AIM OF THE TASK: Emit the data below verbatim, stripping out any pictures.
───── MATERIAL PROVIDED ─────
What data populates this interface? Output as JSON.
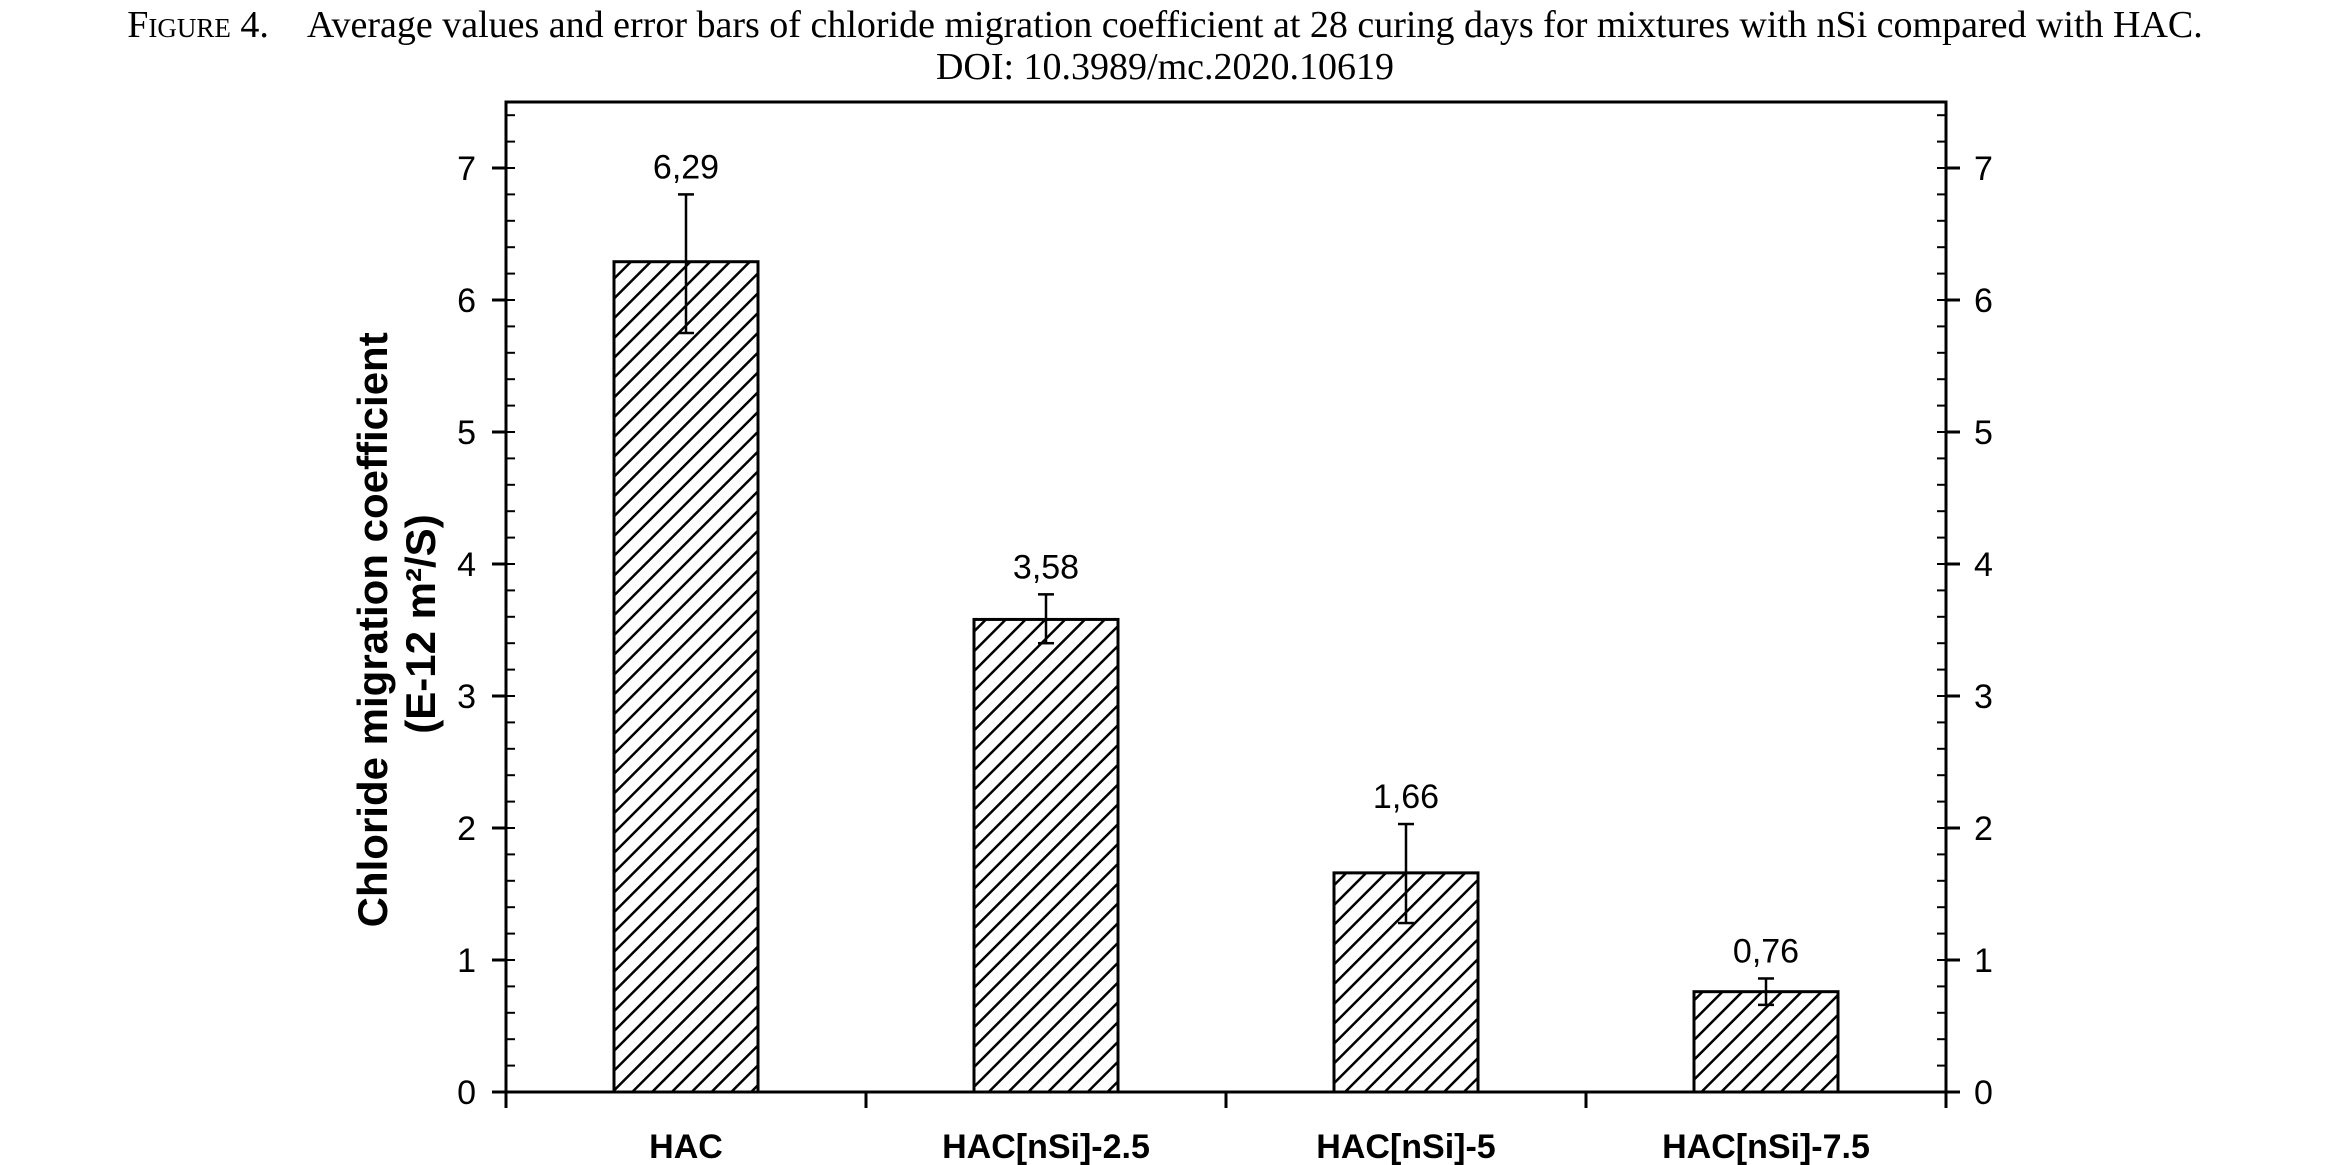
{
  "caption": {
    "label": "Figure 4.",
    "text": "Average values and error bars of chloride migration coefficient at 28 curing days for mixtures with nSi compared with HAC.",
    "doi": "DOI: 10.3989/mc.2020.10619"
  },
  "chart_data": {
    "type": "bar",
    "title": "",
    "xlabel": "",
    "ylabel_line1": "Chloride migration coefficient",
    "ylabel_line2": "(E-12 m²/S)",
    "categories": [
      "HAC",
      "HAC[nSi]-2.5",
      "HAC[nSi]-5",
      "HAC[nSi]-7.5"
    ],
    "values": [
      6.29,
      3.58,
      1.66,
      0.76
    ],
    "value_labels": [
      "6,29",
      "3,58",
      "1,66",
      "0,76"
    ],
    "error_bars": [
      {
        "low": 5.75,
        "high": 6.8
      },
      {
        "low": 3.4,
        "high": 3.77
      },
      {
        "low": 1.28,
        "high": 2.03
      },
      {
        "low": 0.66,
        "high": 0.86
      }
    ],
    "ylim": [
      0,
      7.5
    ],
    "y_ticks": [
      0,
      1,
      2,
      3,
      4,
      5,
      6,
      7
    ],
    "y_minor_step": 0.2,
    "secondary_y_axis": true,
    "bar_fill": "diagonal-hatch",
    "bar_color": "#ffffff",
    "hatch_color": "#000000",
    "grid": false,
    "legend": "none"
  }
}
─────
RESPONSE TO THE EXERCISE:
What data populates this interface? Output as JSON.
{
  "caption": {
    "label": "Figure 4.",
    "text": "Average values and error bars of chloride migration coefficient at 28 curing days for mixtures with nSi compared with HAC.",
    "doi": "DOI: 10.3989/mc.2020.10619"
  },
  "chart_data": {
    "type": "bar",
    "title": "",
    "xlabel": "",
    "ylabel_line1": "Chloride migration coefficient",
    "ylabel_line2": "(E-12 m²/S)",
    "categories": [
      "HAC",
      "HAC[nSi]-2.5",
      "HAC[nSi]-5",
      "HAC[nSi]-7.5"
    ],
    "values": [
      6.29,
      3.58,
      1.66,
      0.76
    ],
    "value_labels": [
      "6,29",
      "3,58",
      "1,66",
      "0,76"
    ],
    "error_bars": [
      {
        "low": 5.75,
        "high": 6.8
      },
      {
        "low": 3.4,
        "high": 3.77
      },
      {
        "low": 1.28,
        "high": 2.03
      },
      {
        "low": 0.66,
        "high": 0.86
      }
    ],
    "ylim": [
      0,
      7.5
    ],
    "y_ticks": [
      0,
      1,
      2,
      3,
      4,
      5,
      6,
      7
    ],
    "y_minor_step": 0.2,
    "secondary_y_axis": true,
    "bar_fill": "diagonal-hatch",
    "bar_color": "#ffffff",
    "hatch_color": "#000000",
    "grid": false,
    "legend": "none"
  }
}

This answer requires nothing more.